:: Task to carry out ::
Reproduce every one of the entries below word for word, leaving out the pictures.

:: Recorded data ::
+ + +
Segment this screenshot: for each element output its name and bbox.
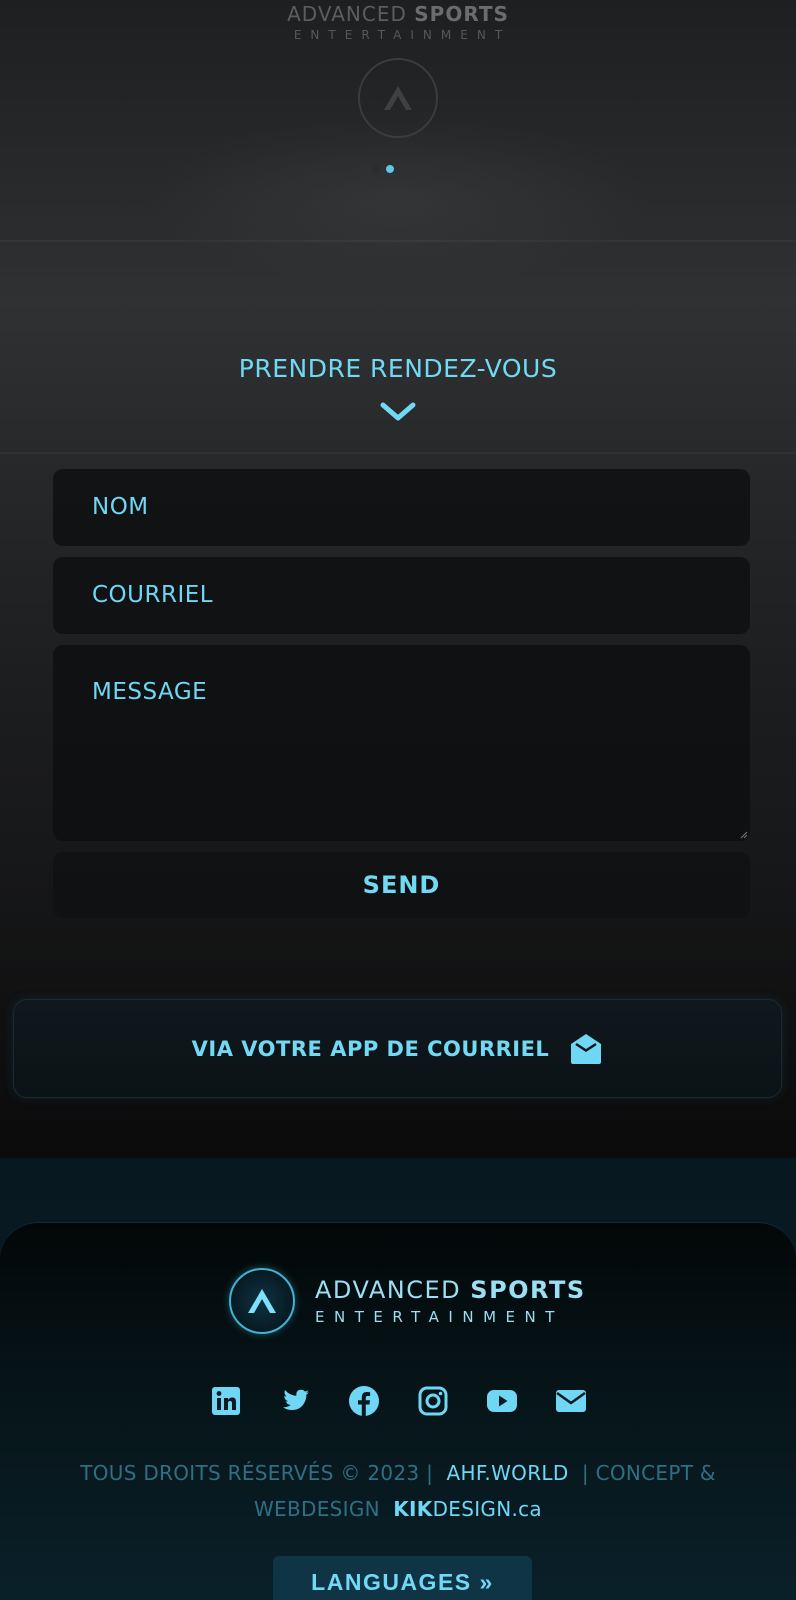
- send-button[interactable]: SEND: [53, 852, 750, 918]
- message-placeholder: MESSAGE: [92, 679, 208, 705]
- slider-dot-active[interactable]: [386, 165, 394, 173]
- footer-tagline: ENTERTAINMENT: [315, 1308, 564, 1326]
- copyright-text: TOUS DROITS RÉSERVÉS © 2023 | AHF.WORLD …: [80, 1461, 716, 1521]
- logo-emblem-icon: [229, 1268, 295, 1334]
- message-field[interactable]: MESSAGE: [53, 645, 750, 841]
- slider-dots[interactable]: [372, 165, 394, 173]
- mail-app-button[interactable]: VIA VOTRE APP DE COURRIEL: [13, 999, 782, 1098]
- name-field[interactable]: NOM: [53, 469, 750, 546]
- slider-dot[interactable]: [372, 165, 380, 173]
- kikdesign-link[interactable]: KIKDESIGN.ca: [393, 1497, 542, 1521]
- social-links: [0, 1385, 796, 1417]
- youtube-icon[interactable]: [486, 1385, 518, 1417]
- logo-tagline: ENTERTAINMENT: [293, 28, 512, 42]
- email-field[interactable]: COURRIEL: [53, 557, 750, 634]
- facebook-icon[interactable]: [348, 1385, 380, 1417]
- twitter-icon[interactable]: [279, 1385, 311, 1417]
- envelope-icon[interactable]: [555, 1385, 587, 1417]
- site-link[interactable]: AHF.WORLD: [447, 1461, 569, 1485]
- mail-app-label: VIA VOTRE APP DE COURRIEL: [191, 1036, 550, 1061]
- footer-wordmark: ADVANCED SPORTS: [315, 1276, 586, 1304]
- header-logo[interactable]: ADVANCED SPORTS ENTERTAINMENT: [0, 0, 796, 42]
- email-placeholder: COURRIEL: [92, 582, 214, 608]
- chevron-down-icon: [380, 402, 416, 421]
- logo-wordmark: ADVANCED SPORTS: [287, 2, 509, 26]
- resize-handle-icon[interactable]: [740, 831, 748, 839]
- appointment-title: PRENDRE RENDEZ-VOUS: [238, 354, 558, 383]
- instagram-icon[interactable]: [417, 1385, 449, 1417]
- languages-button[interactable]: LANGUAGES »: [273, 1556, 532, 1600]
- rights-text: TOUS DROITS RÉSERVÉS © 2023: [80, 1461, 420, 1485]
- logo-emblem-icon: [358, 58, 438, 138]
- name-placeholder: NOM: [92, 494, 149, 520]
- envelope-open-icon: [571, 1033, 602, 1064]
- linkedin-icon[interactable]: [210, 1385, 242, 1417]
- footer-logo[interactable]: ADVANCED SPORTS ENTERTAINMENT: [229, 1268, 586, 1334]
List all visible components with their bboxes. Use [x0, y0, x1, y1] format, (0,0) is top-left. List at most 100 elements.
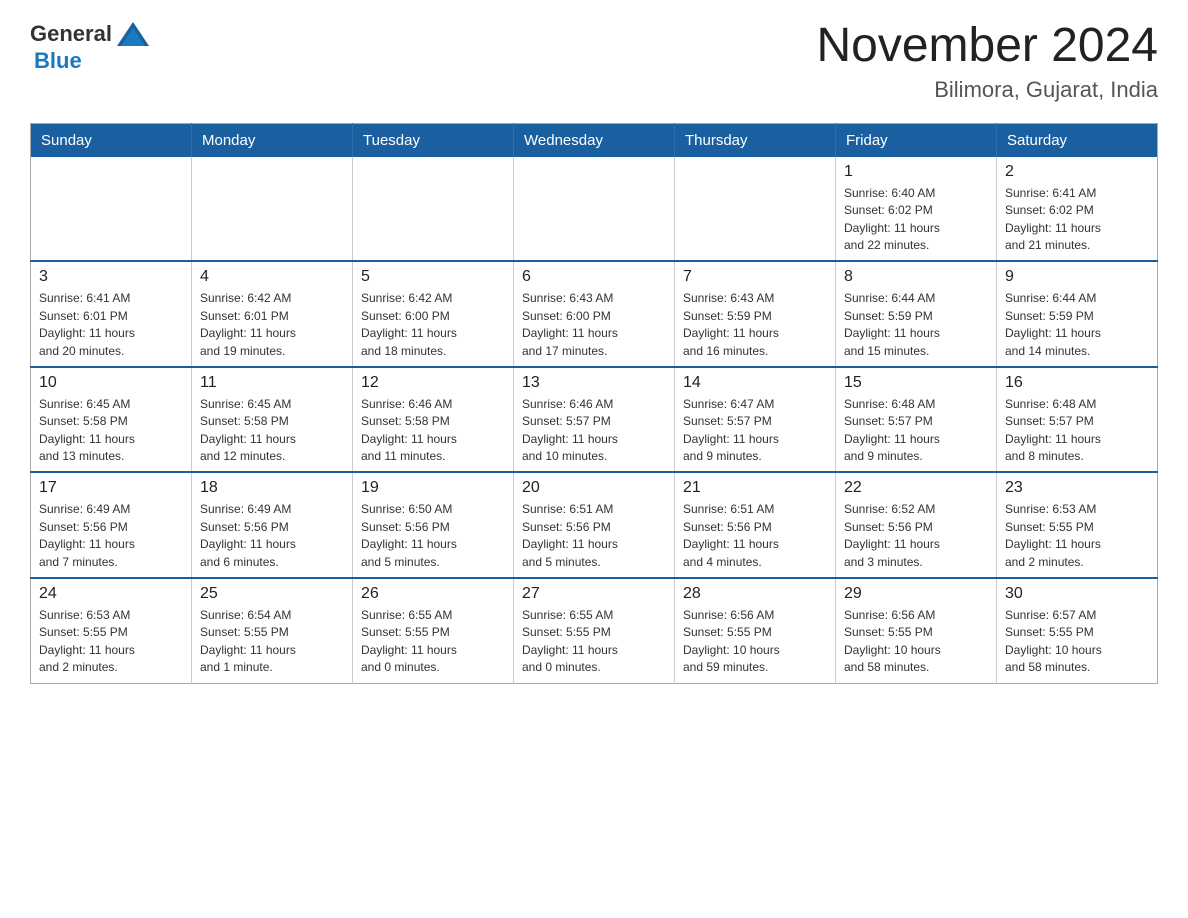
+ + +
:: Output for this exercise ::
Segment this screenshot: for each element output its name and bbox.
- send-button[interactable]: SEND: [53, 852, 750, 918]
- message-placeholder: MESSAGE: [92, 679, 208, 705]
- slider-dot-active[interactable]: [386, 165, 394, 173]
- footer-tagline: ENTERTAINMENT: [315, 1308, 564, 1326]
- copyright-text: TOUS DROITS RÉSERVÉS © 2023 | AHF.WORLD …: [80, 1461, 716, 1521]
- logo-emblem-icon: [229, 1268, 295, 1334]
- message-field[interactable]: MESSAGE: [53, 645, 750, 841]
- slider-dots[interactable]: [372, 165, 394, 173]
- mail-app-button[interactable]: VIA VOTRE APP DE COURRIEL: [13, 999, 782, 1098]
- name-field[interactable]: NOM: [53, 469, 750, 546]
- slider-dot[interactable]: [372, 165, 380, 173]
- kikdesign-link[interactable]: KIKDESIGN.ca: [393, 1497, 542, 1521]
- social-links: [0, 1385, 796, 1417]
- youtube-icon[interactable]: [486, 1385, 518, 1417]
- logo-tagline: ENTERTAINMENT: [293, 28, 512, 42]
- email-field[interactable]: COURRIEL: [53, 557, 750, 634]
- facebook-icon[interactable]: [348, 1385, 380, 1417]
- twitter-icon[interactable]: [279, 1385, 311, 1417]
- envelope-icon[interactable]: [555, 1385, 587, 1417]
- site-link[interactable]: AHF.WORLD: [447, 1461, 569, 1485]
- mail-app-label: VIA VOTRE APP DE COURRIEL: [191, 1036, 550, 1061]
- footer-wordmark: ADVANCED SPORTS: [315, 1276, 586, 1304]
- header-logo[interactable]: ADVANCED SPORTS ENTERTAINMENT: [0, 0, 796, 42]
- email-placeholder: COURRIEL: [92, 582, 214, 608]
- chevron-down-icon: [380, 402, 416, 421]
- logo-wordmark: ADVANCED SPORTS: [287, 2, 509, 26]
- resize-handle-icon[interactable]: [740, 831, 748, 839]
- appointment-title: PRENDRE RENDEZ-VOUS: [238, 354, 558, 383]
- instagram-icon[interactable]: [417, 1385, 449, 1417]
- languages-button[interactable]: LANGUAGES »: [273, 1556, 532, 1600]
- rights-text: TOUS DROITS RÉSERVÉS © 2023: [80, 1461, 420, 1485]
- logo-emblem-icon: [358, 58, 438, 138]
- name-placeholder: NOM: [92, 494, 149, 520]
- envelope-open-icon: [571, 1033, 602, 1064]
- linkedin-icon[interactable]: [210, 1385, 242, 1417]
- footer-logo[interactable]: ADVANCED SPORTS ENTERTAINMENT: [229, 1268, 586, 1334]
List all visible components with their bboxes. Use [x0, y0, x1, y1] format, (0,0) is top-left. List at most 100 elements.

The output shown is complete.